(WORK INSTRUCTIONS): Find every line in the records below that contains the word "this", and copy each such line.

START INPUT

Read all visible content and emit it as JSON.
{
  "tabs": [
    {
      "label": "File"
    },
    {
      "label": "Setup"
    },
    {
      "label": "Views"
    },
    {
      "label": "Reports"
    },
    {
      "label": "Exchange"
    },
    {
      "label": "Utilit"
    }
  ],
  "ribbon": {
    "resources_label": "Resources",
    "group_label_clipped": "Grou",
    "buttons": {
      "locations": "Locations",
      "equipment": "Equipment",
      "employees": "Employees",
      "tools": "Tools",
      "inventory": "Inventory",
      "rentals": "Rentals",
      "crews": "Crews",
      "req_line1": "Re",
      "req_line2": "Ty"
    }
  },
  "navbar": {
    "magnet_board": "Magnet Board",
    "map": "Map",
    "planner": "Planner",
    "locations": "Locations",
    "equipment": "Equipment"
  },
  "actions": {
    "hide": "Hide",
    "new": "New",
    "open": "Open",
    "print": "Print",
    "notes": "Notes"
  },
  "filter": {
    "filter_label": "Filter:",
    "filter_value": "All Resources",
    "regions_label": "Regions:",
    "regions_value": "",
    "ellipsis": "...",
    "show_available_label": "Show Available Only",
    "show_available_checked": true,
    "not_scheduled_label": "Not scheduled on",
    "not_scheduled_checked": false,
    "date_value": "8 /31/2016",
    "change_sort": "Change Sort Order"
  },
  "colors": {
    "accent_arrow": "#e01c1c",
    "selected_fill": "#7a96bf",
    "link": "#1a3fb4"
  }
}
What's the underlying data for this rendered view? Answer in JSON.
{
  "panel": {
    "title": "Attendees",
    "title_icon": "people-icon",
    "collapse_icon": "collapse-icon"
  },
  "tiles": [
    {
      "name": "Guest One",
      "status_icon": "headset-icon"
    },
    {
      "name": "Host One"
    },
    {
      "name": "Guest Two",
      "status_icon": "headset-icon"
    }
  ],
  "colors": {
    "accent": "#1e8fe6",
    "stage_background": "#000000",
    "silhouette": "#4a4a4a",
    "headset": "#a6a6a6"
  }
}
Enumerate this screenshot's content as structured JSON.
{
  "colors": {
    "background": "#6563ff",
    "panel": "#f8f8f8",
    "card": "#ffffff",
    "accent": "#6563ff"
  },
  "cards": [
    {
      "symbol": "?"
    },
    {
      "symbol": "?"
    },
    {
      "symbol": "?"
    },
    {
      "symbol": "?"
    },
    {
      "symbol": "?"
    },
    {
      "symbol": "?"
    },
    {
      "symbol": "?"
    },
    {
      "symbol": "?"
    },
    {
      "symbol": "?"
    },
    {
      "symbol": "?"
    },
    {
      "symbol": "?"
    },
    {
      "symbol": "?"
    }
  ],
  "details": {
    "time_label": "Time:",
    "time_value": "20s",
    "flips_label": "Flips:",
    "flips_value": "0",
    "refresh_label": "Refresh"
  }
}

END INPUT

(REPLY):
What's the underlying data for this rendered view? Answer in JSON.
Enumerate this screenshot's content as structured JSON.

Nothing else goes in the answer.